— START —

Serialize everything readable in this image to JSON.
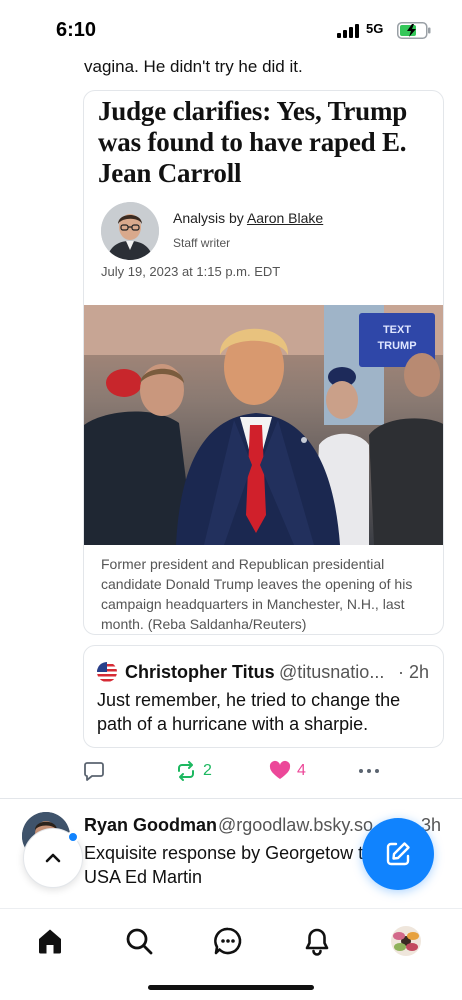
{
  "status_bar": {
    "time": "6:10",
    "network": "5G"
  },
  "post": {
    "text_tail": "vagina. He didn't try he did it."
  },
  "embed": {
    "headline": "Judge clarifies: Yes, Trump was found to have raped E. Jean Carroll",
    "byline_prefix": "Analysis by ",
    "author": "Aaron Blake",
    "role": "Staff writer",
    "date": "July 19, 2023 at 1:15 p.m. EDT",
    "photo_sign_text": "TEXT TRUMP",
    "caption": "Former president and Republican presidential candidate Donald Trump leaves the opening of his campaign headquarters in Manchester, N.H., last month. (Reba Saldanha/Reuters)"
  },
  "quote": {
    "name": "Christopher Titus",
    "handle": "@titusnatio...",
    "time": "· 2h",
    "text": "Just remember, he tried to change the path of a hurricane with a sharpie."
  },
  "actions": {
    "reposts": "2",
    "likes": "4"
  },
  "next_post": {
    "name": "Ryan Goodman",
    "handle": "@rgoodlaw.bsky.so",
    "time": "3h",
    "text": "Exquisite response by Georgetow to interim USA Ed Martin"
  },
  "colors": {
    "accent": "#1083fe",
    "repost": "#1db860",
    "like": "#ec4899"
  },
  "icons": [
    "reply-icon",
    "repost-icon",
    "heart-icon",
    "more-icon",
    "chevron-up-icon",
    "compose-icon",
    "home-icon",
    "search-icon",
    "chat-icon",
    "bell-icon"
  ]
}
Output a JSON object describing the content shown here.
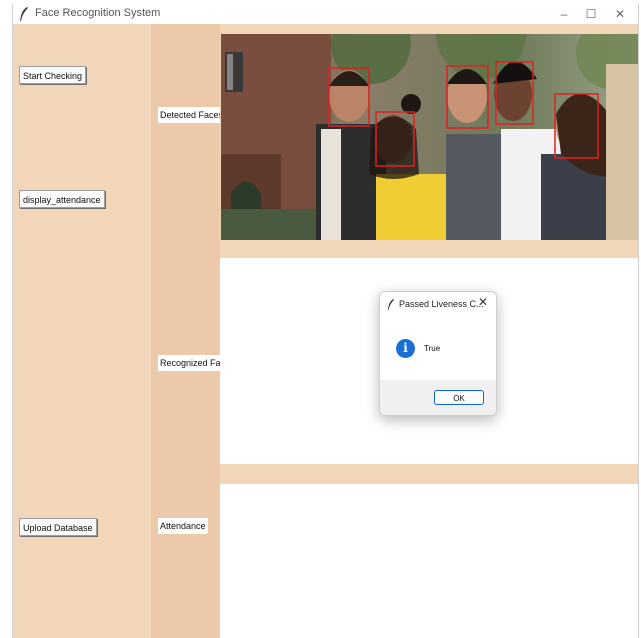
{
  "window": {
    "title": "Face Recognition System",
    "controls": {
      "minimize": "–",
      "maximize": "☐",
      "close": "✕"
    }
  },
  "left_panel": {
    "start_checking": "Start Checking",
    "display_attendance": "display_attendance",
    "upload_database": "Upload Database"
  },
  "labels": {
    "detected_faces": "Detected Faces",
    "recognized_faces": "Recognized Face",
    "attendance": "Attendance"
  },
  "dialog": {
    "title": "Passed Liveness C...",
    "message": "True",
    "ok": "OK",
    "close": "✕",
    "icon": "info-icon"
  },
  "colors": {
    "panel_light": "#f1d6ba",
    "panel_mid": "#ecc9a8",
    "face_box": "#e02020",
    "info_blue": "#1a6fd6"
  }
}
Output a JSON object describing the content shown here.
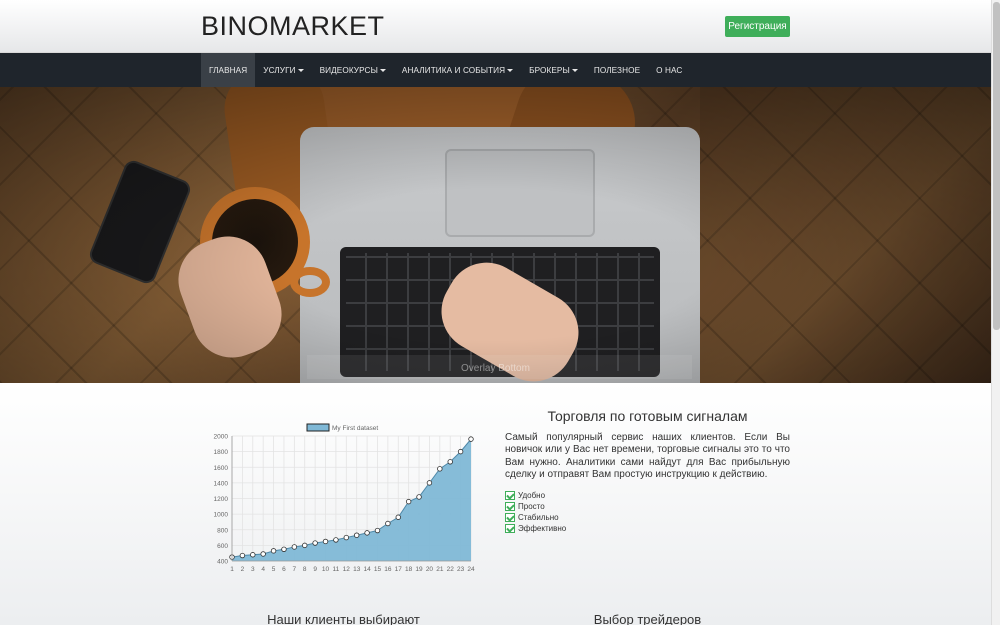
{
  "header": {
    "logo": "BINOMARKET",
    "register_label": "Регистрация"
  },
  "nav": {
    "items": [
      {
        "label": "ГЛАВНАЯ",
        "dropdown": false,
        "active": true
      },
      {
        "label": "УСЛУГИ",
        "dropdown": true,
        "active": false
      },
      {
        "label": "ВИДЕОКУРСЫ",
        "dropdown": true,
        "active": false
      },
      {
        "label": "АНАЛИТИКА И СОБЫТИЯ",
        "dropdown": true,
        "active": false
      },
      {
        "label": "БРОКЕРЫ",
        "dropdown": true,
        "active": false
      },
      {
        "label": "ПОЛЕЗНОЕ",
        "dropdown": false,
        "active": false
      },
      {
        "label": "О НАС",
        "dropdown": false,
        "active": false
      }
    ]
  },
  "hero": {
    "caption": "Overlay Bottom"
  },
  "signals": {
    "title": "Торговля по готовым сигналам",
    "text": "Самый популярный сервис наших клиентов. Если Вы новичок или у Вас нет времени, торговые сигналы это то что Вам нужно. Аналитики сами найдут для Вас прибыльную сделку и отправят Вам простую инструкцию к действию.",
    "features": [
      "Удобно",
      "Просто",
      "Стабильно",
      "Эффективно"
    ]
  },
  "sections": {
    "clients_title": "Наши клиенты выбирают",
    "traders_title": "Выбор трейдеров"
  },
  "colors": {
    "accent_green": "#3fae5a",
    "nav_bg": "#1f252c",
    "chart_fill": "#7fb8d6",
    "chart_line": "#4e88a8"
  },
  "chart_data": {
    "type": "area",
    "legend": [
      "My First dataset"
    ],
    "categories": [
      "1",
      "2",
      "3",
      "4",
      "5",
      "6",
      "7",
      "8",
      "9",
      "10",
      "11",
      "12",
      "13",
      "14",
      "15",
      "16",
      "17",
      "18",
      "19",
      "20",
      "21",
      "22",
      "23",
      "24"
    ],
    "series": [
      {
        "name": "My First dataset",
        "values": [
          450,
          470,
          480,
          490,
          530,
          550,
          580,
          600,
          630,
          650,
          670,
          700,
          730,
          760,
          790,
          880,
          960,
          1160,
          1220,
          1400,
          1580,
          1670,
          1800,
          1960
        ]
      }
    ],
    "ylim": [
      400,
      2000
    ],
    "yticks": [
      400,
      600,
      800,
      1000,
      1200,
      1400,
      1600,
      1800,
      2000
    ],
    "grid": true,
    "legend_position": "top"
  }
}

— END —
— START —

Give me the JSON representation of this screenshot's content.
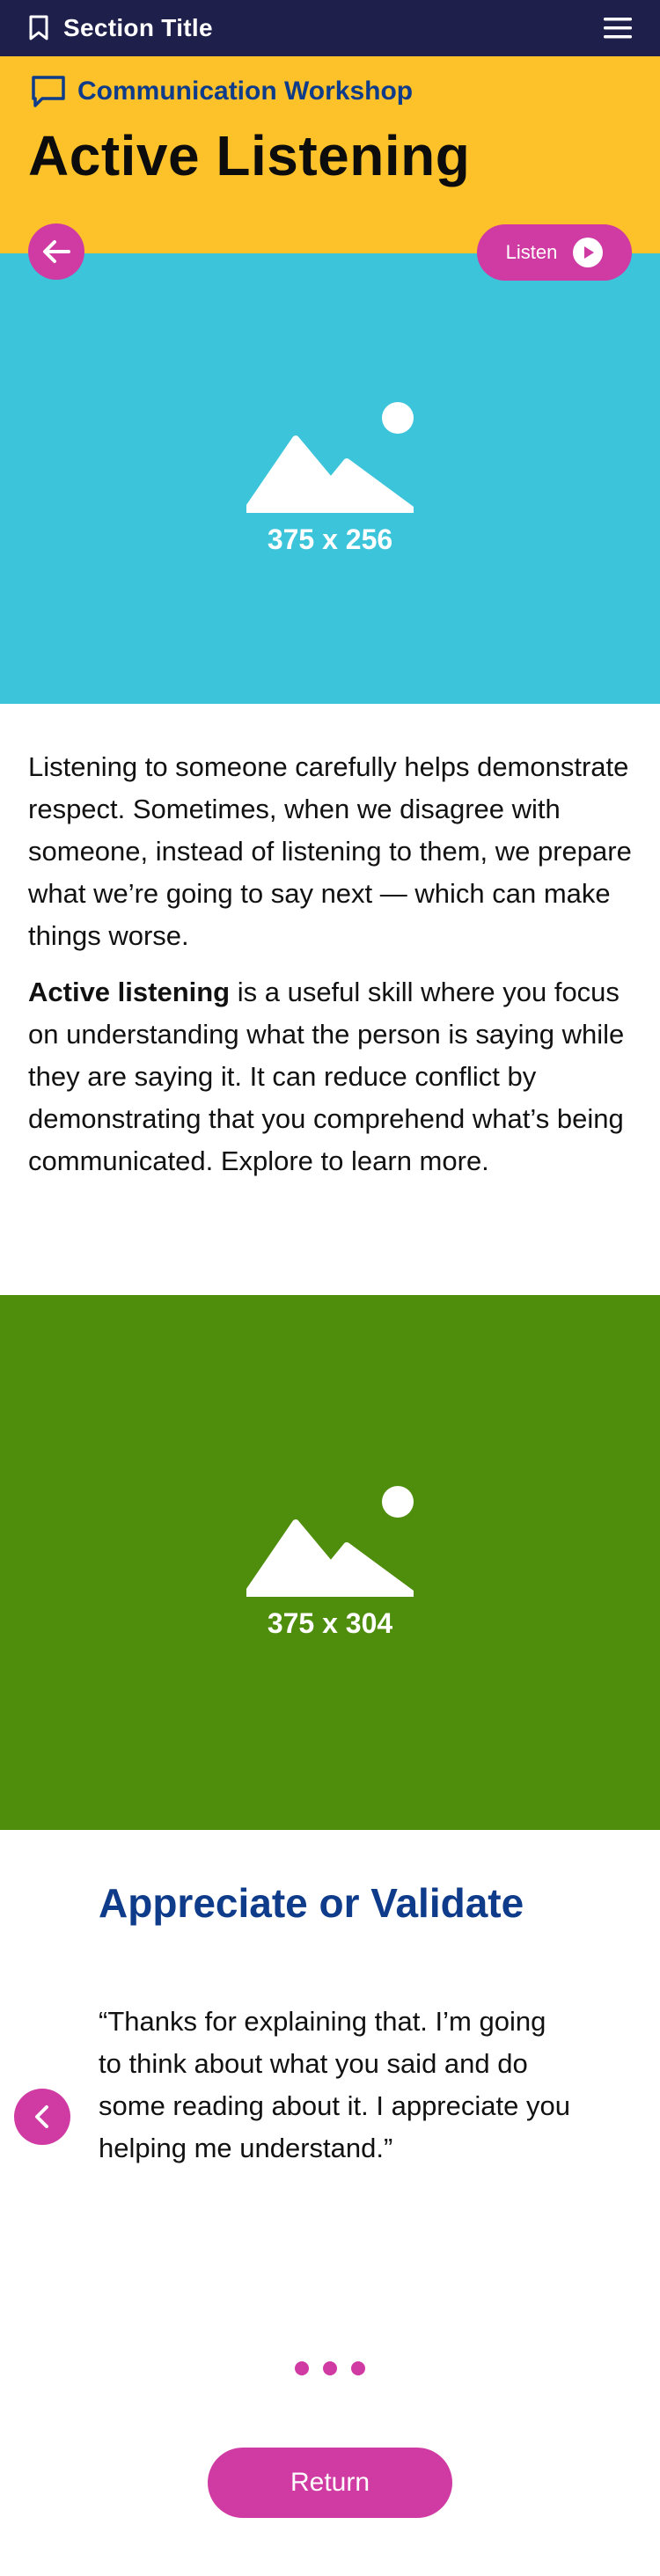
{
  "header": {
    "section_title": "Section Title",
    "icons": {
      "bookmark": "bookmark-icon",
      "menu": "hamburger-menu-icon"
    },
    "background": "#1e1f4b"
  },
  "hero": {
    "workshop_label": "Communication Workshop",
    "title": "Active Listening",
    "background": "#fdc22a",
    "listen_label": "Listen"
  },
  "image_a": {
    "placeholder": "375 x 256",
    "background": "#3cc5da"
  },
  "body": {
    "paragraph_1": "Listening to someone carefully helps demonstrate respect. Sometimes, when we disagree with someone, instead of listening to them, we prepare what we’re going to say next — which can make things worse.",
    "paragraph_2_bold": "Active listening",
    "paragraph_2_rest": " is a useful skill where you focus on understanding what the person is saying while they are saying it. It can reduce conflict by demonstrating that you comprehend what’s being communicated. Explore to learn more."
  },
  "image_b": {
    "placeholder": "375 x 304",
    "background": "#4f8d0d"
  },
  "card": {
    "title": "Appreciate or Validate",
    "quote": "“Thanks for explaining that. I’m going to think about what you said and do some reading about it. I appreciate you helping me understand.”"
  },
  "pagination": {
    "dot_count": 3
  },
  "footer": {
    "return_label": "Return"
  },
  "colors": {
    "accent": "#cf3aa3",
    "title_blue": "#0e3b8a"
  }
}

— END —
— START —

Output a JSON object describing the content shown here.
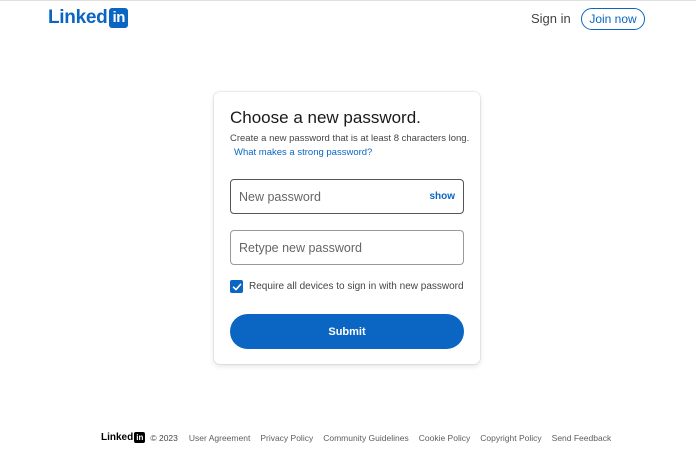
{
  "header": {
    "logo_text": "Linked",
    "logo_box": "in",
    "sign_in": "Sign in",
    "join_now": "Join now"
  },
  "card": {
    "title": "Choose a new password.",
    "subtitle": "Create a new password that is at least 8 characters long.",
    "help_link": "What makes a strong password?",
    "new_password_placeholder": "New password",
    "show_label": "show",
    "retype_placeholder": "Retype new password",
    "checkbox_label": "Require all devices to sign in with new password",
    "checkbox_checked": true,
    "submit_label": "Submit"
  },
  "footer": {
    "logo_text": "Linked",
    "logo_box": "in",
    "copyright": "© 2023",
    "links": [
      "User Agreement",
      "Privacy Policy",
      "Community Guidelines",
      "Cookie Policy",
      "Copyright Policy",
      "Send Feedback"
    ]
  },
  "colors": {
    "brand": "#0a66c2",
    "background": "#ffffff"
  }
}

— END —

- **Work required**:
Among the lines of the data above, count those holding "name" and state only the number.

- **The result**:
3